WORK INSTRUCTIONS.
Gather all lines with "median" from the records.

__________________________________________________

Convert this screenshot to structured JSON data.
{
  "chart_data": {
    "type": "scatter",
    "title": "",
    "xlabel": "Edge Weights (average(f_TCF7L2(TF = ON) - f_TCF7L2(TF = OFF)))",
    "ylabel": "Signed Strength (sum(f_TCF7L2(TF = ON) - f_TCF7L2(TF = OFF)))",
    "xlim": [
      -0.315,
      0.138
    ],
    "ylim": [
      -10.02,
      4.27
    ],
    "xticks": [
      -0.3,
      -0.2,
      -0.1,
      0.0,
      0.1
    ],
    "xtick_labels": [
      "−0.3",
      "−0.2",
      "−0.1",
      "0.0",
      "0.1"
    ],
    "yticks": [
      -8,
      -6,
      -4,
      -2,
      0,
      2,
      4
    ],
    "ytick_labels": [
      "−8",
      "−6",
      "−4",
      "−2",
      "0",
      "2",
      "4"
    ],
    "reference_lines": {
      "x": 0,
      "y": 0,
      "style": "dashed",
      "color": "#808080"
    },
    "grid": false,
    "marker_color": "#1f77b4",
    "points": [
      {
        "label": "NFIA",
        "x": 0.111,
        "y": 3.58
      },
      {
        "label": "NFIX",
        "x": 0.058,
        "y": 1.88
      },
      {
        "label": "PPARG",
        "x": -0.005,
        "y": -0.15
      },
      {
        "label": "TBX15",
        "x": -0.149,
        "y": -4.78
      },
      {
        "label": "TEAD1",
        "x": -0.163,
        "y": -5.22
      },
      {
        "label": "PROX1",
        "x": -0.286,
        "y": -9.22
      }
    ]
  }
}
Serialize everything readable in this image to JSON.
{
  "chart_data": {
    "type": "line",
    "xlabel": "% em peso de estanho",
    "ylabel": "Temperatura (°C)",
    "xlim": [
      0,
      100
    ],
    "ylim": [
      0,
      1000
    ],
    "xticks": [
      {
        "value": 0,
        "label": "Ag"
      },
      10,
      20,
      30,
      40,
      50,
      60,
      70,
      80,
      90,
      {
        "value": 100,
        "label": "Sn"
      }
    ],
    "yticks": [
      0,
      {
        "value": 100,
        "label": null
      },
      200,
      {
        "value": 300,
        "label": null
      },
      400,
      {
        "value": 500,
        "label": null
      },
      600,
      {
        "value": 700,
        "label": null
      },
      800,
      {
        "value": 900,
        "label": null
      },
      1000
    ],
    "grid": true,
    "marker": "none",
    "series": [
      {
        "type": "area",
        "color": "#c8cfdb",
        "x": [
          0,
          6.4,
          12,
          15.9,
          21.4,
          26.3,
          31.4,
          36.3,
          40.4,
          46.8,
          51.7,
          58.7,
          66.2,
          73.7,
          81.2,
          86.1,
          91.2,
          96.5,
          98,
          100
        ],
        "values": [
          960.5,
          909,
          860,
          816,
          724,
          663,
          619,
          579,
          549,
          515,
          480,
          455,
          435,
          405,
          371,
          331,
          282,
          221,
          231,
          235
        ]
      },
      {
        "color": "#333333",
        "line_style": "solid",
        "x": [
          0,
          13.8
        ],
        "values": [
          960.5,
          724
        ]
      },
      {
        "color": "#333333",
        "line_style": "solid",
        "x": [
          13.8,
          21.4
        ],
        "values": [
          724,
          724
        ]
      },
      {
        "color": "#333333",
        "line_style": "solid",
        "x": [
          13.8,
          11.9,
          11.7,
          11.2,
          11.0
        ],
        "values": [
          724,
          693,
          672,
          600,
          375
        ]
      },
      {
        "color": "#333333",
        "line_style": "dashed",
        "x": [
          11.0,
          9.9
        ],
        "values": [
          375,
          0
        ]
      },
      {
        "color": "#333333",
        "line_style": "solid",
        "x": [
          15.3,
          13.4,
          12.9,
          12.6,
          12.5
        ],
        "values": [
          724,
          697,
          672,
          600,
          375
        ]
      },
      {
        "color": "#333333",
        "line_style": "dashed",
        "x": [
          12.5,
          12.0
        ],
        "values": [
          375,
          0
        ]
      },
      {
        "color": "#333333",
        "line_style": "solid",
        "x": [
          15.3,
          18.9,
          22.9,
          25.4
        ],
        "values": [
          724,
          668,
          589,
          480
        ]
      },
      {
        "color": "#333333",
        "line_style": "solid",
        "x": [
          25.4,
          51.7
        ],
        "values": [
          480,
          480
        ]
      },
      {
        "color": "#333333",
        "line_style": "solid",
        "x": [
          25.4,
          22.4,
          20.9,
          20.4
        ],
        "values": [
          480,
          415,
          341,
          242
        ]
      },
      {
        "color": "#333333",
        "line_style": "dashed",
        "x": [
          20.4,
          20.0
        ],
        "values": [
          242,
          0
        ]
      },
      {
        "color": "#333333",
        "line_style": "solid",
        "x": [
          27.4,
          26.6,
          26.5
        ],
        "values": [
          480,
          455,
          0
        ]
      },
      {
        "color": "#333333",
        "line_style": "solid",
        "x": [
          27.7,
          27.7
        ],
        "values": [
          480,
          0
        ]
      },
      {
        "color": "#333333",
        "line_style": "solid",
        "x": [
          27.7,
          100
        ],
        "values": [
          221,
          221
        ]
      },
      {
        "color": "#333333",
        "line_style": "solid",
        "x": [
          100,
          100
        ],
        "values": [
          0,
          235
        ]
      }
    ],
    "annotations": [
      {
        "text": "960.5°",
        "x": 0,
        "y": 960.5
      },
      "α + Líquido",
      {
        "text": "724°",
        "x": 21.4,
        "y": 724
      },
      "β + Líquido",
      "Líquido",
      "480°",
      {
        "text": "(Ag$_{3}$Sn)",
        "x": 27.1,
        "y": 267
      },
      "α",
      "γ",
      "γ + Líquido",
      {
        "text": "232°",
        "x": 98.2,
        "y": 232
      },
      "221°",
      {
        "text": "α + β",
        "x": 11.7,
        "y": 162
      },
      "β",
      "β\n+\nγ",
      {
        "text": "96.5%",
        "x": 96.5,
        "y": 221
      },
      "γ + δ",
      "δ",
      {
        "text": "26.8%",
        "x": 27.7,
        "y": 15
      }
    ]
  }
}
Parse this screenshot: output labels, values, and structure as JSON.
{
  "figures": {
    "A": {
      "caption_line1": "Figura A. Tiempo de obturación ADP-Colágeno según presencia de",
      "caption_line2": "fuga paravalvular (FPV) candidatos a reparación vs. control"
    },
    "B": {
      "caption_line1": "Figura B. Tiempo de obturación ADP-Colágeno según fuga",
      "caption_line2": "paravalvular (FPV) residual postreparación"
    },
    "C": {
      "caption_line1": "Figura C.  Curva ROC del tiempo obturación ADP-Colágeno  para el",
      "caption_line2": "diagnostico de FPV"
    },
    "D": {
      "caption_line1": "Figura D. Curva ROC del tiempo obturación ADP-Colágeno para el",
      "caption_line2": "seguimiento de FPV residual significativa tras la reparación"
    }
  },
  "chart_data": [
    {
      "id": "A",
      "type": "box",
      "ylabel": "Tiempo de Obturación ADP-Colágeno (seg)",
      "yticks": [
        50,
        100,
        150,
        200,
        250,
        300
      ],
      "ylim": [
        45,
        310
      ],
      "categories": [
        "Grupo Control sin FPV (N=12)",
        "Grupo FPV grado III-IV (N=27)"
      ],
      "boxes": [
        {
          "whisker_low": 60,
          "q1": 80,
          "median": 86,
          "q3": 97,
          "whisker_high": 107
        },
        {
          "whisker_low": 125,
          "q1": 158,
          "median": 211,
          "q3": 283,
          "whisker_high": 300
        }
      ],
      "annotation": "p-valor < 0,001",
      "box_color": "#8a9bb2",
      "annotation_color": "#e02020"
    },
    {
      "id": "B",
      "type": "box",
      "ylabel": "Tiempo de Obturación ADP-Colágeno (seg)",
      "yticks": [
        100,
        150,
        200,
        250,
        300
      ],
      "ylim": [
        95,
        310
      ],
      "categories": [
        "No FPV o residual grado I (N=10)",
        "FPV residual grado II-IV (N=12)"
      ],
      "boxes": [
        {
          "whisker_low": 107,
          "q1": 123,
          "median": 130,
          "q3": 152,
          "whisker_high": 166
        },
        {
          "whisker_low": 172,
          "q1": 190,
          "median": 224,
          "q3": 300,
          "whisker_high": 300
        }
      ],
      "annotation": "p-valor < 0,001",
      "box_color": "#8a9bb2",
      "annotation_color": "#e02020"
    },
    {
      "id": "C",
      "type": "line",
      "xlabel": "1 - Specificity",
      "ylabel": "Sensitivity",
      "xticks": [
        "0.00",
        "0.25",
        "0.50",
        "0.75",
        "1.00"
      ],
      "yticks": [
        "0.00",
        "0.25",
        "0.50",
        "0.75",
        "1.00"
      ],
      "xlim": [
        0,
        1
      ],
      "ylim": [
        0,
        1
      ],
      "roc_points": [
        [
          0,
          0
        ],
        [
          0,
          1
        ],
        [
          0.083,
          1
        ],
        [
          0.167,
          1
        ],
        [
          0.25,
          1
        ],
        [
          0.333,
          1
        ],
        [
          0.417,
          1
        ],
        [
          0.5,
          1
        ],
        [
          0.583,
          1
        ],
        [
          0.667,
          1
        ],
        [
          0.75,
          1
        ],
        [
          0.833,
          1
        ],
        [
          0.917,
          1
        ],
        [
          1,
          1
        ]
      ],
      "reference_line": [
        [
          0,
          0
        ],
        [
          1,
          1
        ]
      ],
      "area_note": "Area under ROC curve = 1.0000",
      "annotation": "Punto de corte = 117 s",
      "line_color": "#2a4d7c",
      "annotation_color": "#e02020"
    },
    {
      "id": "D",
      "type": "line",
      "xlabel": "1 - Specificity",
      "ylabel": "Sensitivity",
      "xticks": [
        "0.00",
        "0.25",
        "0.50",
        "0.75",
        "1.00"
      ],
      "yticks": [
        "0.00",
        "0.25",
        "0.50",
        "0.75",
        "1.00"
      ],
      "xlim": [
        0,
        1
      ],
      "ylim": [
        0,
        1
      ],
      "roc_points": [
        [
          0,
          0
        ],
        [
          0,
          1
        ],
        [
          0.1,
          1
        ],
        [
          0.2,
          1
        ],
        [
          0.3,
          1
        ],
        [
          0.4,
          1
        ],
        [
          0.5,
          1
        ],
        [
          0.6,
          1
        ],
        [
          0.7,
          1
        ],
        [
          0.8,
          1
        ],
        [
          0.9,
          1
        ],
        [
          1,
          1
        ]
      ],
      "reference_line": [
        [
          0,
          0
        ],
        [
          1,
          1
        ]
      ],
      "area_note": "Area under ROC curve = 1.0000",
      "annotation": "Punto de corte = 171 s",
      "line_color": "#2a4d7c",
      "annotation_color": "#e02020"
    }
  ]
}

__________________________________________________

TASK OUTPUT.
          "median": 86,
          "median": 211,
          "median": 130,
          "median": 224,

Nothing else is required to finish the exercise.